- _Work task_
Without changing a character, output all of the records.
------------------------------
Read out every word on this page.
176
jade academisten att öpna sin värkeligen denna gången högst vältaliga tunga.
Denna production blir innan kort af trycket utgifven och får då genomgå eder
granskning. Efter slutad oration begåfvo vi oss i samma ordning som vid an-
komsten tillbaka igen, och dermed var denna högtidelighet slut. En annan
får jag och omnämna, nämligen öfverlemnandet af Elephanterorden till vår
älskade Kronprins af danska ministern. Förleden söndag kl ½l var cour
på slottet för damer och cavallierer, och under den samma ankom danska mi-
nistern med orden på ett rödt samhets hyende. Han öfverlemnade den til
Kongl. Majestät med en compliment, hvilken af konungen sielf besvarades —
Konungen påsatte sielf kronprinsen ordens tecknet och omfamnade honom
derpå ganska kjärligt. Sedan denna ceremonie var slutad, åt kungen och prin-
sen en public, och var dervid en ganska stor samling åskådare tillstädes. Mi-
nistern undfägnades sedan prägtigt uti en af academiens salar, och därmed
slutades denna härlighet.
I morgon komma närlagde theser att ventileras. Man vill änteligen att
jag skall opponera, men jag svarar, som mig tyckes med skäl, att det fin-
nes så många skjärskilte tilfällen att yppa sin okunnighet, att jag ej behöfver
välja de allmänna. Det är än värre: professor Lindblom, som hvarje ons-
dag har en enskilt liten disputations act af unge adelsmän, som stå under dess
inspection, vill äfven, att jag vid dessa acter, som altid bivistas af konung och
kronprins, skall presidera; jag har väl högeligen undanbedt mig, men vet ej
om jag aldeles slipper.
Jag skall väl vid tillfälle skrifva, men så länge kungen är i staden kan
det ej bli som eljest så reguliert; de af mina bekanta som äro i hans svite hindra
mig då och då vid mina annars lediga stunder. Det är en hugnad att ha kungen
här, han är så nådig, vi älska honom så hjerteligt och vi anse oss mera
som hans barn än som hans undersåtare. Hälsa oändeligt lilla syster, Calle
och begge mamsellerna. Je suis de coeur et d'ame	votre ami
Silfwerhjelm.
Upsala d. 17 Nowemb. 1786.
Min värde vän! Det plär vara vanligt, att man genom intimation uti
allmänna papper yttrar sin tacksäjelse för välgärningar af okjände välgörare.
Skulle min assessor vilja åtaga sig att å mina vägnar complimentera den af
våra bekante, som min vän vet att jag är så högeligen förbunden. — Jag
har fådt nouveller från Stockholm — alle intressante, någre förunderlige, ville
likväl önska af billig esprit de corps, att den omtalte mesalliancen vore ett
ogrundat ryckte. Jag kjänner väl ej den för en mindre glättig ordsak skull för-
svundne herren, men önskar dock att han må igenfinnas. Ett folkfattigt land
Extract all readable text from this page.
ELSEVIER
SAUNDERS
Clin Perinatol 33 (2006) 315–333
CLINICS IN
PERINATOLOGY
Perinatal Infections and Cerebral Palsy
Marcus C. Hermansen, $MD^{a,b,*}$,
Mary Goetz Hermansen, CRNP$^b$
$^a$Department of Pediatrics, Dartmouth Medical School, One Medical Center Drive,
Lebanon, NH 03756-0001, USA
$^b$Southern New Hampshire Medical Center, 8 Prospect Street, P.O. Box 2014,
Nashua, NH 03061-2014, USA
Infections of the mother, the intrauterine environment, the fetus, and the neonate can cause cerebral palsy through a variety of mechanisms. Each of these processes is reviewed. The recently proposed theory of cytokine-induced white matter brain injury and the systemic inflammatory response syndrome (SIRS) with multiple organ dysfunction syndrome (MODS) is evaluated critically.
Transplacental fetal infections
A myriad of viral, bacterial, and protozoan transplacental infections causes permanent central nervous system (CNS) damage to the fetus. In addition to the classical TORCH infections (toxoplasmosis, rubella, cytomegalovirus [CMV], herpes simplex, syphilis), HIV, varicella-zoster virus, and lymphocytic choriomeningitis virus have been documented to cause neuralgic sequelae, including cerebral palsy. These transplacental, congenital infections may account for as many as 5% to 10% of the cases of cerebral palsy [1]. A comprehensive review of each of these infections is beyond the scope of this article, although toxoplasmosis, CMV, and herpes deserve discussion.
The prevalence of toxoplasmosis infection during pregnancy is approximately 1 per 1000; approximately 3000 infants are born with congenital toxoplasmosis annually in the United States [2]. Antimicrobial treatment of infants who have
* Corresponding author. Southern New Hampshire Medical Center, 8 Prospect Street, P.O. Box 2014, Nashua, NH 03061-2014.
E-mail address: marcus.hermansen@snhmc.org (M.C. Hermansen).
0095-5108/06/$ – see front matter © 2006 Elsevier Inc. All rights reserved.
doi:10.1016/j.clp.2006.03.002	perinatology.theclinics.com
------------------------------
- _Exercise output_
Read out every word on this page.
176
jade academisten att öpna sin värkeligen denna gången högst vältaliga tunga.
Denna production blir innan kort af trycket utgifven och får då genomgå eder
granskning. Efter slutad oration begåfvo vi oss i samma ordning som vid an-
komsten tillbaka igen, och dermed var denna högtidelighet slut. En annan
får jag och omnämna, nämligen öfverlemnandet af Elephanterorden till vår
älskade Kronprins af danska ministern. Förleden söndag kl ½l var cour
på slottet för damer och cavallierer, och under den samma ankom danska mi-
nistern med orden på ett rödt samhets hyende. Han öfverlemnade den til
Kongl. Majestät med en compliment, hvilken af konungen sielf besvarades —
Konungen påsatte sielf kronprinsen ordens tecknet och omfamnade honom
derpå ganska kjärligt. Sedan denna ceremonie var slutad, åt kungen och prin-
sen en public, och var dervid en ganska stor samling åskådare tillstädes. Mi-
nistern undfägnades sedan prägtigt uti en af academiens salar, och därmed
slutades denna härlighet.
I morgon komma närlagde theser att ventileras. Man vill änteligen att
jag skall opponera, men jag svarar, som mig tyckes med skäl, att det fin-
nes så många skjärskilte tilfällen att yppa sin okunnighet, att jag ej behöfver
välja de allmänna. Det är än värre: professor Lindblom, som hvarje ons-
dag har en enskilt liten disputations act af unge adelsmän, som stå under dess
inspection, vill äfven, att jag vid dessa acter, som altid bivistas af konung och
kronprins, skall presidera; jag har väl högeligen undanbedt mig, men vet ej
om jag aldeles slipper.
Jag skall väl vid tillfälle skrifva, men så länge kungen är i staden kan
det ej bli som eljest så reguliert; de af mina bekanta som äro i hans svite hindra
mig då och då vid mina annars lediga stunder. Det är en hugnad att ha kungen
här, han är så nådig, vi älska honom så hjerteligt och vi anse oss mera
som hans barn än som hans undersåtare. Hälsa oändeligt lilla syster, Calle
och begge mamsellerna. Je suis de coeur et d'ame	votre ami
Silfwerhjelm.
Upsala d. 17 Nowemb. 1786.
Min värde vän! Det plär vara vanligt, att man genom intimation uti
allmänna papper yttrar sin tacksäjelse för välgärningar af okjände välgörare.
Skulle min assessor vilja åtaga sig att å mina vägnar complimentera den af
våra bekante, som min vän vet att jag är så högeligen förbunden. — Jag
har fådt nouveller från Stockholm — alle intressante, någre förunderlige, ville
likväl önska af billig esprit de corps, att den omtalte mesalliancen vore ett
ogrundat ryckte. Jag kjänner väl ej den för en mindre glättig ordsak skull för-
svundne herren, men önskar dock att han må igenfinnas. Ett folkfattigt land
Extract all readable text from this page.
ELSEVIER
SAUNDERS
Clin Perinatol 33 (2006) 315–333
CLINICS IN
PERINATOLOGY
Perinatal Infections and Cerebral Palsy
Marcus C. Hermansen, $MD^{a,b,*}$,
Mary Goetz Hermansen, CRNP$^b$
$^a$Department of Pediatrics, Dartmouth Medical School, One Medical Center Drive,
Lebanon, NH 03756-0001, USA
$^b$Southern New Hampshire Medical Center, 8 Prospect Street, P.O. Box 2014,
Nashua, NH 03061-2014, USA
Infections of the mother, the intrauterine environment, the fetus, and the neonate can cause cerebral palsy through a variety of mechanisms. Each of these processes is reviewed. The recently proposed theory of cytokine-induced white matter brain injury and the systemic inflammatory response syndrome (SIRS) with multiple organ dysfunction syndrome (MODS) is evaluated critically.
Transplacental fetal infections
A myriad of viral, bacterial, and protozoan transplacental infections causes permanent central nervous system (CNS) damage to the fetus. In addition to the classical TORCH infections (toxoplasmosis, rubella, cytomegalovirus [CMV], herpes simplex, syphilis), HIV, varicella-zoster virus, and lymphocytic choriomeningitis virus have been documented to cause neuralgic sequelae, including cerebral palsy. These transplacental, congenital infections may account for as many as 5% to 10% of the cases of cerebral palsy [1]. A comprehensive review of each of these infections is beyond the scope of this article, although toxoplasmosis, CMV, and herpes deserve discussion.
The prevalence of toxoplasmosis infection during pregnancy is approximately 1 per 1000; approximately 3000 infants are born with congenital toxoplasmosis annually in the United States [2]. Antimicrobial treatment of infants who have
* Corresponding author. Southern New Hampshire Medical Center, 8 Prospect Street, P.O. Box 2014, Nashua, NH 03061-2014.
E-mail address: marcus.hermansen@snhmc.org (M.C. Hermansen).
0095-5108/06/$ – see front matter © 2006 Elsevier Inc. All rights reserved.
doi:10.1016/j.clp.2006.03.002	perinatology.theclinics.com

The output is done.